**What you should do:** Which lines in the material below contain the word "ὀλεῖται"? Copy each of them.

**Data entries:**
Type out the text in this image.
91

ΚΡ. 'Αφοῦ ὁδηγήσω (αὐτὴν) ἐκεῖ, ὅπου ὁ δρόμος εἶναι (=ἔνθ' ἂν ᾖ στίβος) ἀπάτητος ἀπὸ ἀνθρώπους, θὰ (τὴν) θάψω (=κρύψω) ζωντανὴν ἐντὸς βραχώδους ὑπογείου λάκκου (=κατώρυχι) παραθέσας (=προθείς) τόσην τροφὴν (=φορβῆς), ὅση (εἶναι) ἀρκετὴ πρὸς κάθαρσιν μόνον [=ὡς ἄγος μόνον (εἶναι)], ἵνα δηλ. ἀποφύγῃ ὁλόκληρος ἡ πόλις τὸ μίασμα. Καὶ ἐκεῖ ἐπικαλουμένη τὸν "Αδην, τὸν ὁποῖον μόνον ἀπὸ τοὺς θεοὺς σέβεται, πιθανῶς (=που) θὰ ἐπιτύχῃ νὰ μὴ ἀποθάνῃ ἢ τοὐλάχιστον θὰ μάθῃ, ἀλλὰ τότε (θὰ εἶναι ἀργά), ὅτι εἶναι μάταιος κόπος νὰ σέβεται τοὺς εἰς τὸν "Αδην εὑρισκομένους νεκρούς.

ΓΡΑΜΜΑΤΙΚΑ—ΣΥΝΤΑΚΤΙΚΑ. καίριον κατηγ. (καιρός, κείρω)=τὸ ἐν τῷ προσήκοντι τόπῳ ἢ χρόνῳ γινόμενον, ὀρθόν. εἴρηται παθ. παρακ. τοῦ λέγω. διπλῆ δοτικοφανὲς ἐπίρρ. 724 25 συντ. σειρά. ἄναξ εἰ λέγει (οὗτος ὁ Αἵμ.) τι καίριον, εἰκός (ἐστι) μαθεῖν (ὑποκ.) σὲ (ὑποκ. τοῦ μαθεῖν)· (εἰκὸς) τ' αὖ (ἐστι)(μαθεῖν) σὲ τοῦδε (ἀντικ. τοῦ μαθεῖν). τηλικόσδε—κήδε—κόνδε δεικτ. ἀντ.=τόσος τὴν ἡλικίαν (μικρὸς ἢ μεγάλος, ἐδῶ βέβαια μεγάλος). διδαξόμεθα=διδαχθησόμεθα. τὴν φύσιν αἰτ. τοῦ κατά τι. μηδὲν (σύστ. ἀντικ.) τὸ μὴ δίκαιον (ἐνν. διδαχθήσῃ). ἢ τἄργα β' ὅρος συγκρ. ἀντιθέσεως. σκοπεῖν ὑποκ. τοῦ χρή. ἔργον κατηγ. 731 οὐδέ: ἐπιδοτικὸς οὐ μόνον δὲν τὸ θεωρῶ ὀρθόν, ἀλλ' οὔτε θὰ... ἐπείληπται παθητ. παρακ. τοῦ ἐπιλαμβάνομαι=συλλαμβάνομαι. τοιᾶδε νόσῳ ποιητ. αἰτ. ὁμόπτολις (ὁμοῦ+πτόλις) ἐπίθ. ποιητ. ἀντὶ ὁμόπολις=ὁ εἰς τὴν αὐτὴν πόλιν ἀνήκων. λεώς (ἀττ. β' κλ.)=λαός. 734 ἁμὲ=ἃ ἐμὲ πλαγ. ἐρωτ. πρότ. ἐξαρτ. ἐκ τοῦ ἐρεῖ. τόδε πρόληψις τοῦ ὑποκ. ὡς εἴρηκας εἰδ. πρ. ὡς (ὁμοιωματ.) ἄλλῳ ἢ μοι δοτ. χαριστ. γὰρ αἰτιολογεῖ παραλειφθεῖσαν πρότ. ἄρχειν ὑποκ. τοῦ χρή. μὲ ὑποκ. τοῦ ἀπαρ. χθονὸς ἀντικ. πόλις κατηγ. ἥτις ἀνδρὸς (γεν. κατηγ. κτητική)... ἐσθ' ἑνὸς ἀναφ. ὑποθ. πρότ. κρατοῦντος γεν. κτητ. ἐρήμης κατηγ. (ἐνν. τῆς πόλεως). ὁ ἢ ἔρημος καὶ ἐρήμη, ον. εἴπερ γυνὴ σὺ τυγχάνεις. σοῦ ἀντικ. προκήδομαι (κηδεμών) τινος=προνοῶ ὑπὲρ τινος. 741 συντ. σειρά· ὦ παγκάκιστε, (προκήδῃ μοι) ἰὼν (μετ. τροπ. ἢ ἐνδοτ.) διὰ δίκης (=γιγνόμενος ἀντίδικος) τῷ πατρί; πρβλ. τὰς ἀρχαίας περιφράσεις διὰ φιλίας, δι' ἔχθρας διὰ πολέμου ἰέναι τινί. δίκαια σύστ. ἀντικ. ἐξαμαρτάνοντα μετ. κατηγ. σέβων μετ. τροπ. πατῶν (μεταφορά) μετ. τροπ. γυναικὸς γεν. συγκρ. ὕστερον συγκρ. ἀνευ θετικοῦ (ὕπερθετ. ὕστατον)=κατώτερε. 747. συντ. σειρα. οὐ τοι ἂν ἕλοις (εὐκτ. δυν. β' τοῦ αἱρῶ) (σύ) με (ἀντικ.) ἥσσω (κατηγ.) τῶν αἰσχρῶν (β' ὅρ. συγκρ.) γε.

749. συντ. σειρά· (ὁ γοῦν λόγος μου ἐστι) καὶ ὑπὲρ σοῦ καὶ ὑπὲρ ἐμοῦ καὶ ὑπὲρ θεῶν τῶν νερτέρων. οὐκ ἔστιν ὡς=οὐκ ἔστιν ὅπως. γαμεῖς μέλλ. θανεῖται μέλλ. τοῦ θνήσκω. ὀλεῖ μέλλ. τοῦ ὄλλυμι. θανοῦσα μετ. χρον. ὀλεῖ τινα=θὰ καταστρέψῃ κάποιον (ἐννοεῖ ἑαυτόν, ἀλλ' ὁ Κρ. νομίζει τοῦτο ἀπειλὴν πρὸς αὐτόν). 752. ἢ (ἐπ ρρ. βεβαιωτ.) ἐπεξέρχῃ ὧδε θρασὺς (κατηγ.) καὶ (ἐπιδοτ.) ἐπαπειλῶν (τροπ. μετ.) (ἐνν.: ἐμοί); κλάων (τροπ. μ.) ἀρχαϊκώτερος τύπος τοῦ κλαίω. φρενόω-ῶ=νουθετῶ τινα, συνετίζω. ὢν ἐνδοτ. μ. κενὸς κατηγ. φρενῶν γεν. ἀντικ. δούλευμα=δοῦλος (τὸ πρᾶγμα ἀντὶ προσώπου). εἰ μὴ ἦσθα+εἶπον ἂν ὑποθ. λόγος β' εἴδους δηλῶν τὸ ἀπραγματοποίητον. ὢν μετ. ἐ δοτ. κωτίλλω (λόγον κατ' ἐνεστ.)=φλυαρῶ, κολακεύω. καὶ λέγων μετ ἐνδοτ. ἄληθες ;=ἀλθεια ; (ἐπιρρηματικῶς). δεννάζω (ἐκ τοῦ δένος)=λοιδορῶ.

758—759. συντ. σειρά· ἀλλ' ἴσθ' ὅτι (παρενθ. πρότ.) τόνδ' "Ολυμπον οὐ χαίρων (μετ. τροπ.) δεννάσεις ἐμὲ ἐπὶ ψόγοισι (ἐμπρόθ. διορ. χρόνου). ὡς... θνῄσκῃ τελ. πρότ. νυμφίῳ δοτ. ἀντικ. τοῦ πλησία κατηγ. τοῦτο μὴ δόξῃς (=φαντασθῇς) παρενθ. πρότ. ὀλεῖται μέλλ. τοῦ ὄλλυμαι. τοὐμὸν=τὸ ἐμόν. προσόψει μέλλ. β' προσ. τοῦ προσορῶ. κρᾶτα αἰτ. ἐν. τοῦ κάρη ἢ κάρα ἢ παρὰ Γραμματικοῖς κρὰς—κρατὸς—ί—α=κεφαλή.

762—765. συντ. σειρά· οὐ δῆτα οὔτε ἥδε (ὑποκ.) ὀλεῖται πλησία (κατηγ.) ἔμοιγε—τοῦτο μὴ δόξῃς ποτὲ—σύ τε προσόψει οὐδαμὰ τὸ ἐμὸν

**Solved problem:**
758—759. συντ. σειρά· ἀλλ' ἴσθ' ὅτι (παρενθ. πρότ.) τόνδ' "Ολυμπον οὐ χαίρων (μετ. τροπ.) δεννάσεις ἐμὲ ἐπὶ ψόγοισι (ἐμπρόθ. διορ. χρόνου). ὡς... θνῄσκῃ τελ. πρότ. νυμφίῳ δοτ. ἀντικ. τοῦ πλησία κατηγ. τοῦτο μὴ δόξῃς (=φαντασθῇς) παρενθ. πρότ. ὀλεῖται μέλλ. τοῦ ὄλλυμαι. τοὐμὸν=τὸ ἐμόν. προσόψει μέλλ. β' προσ. τοῦ προσορῶ. κρᾶτα αἰτ. ἐν. τοῦ κάρη ἢ κάρα ἢ παρὰ Γραμματικοῖς κρὰς—κρατὸς—ί—α=κεφαλή.
762—765. συντ. σειρά· οὐ δῆτα οὔτε ἥδε (ὑποκ.) ὀλεῖται πλησία (κατηγ.) ἔμοιγε—τοῦτο μὴ δόξῃς ποτὲ—σύ τε προσόψει οὐδαμὰ τὸ ἐμὸν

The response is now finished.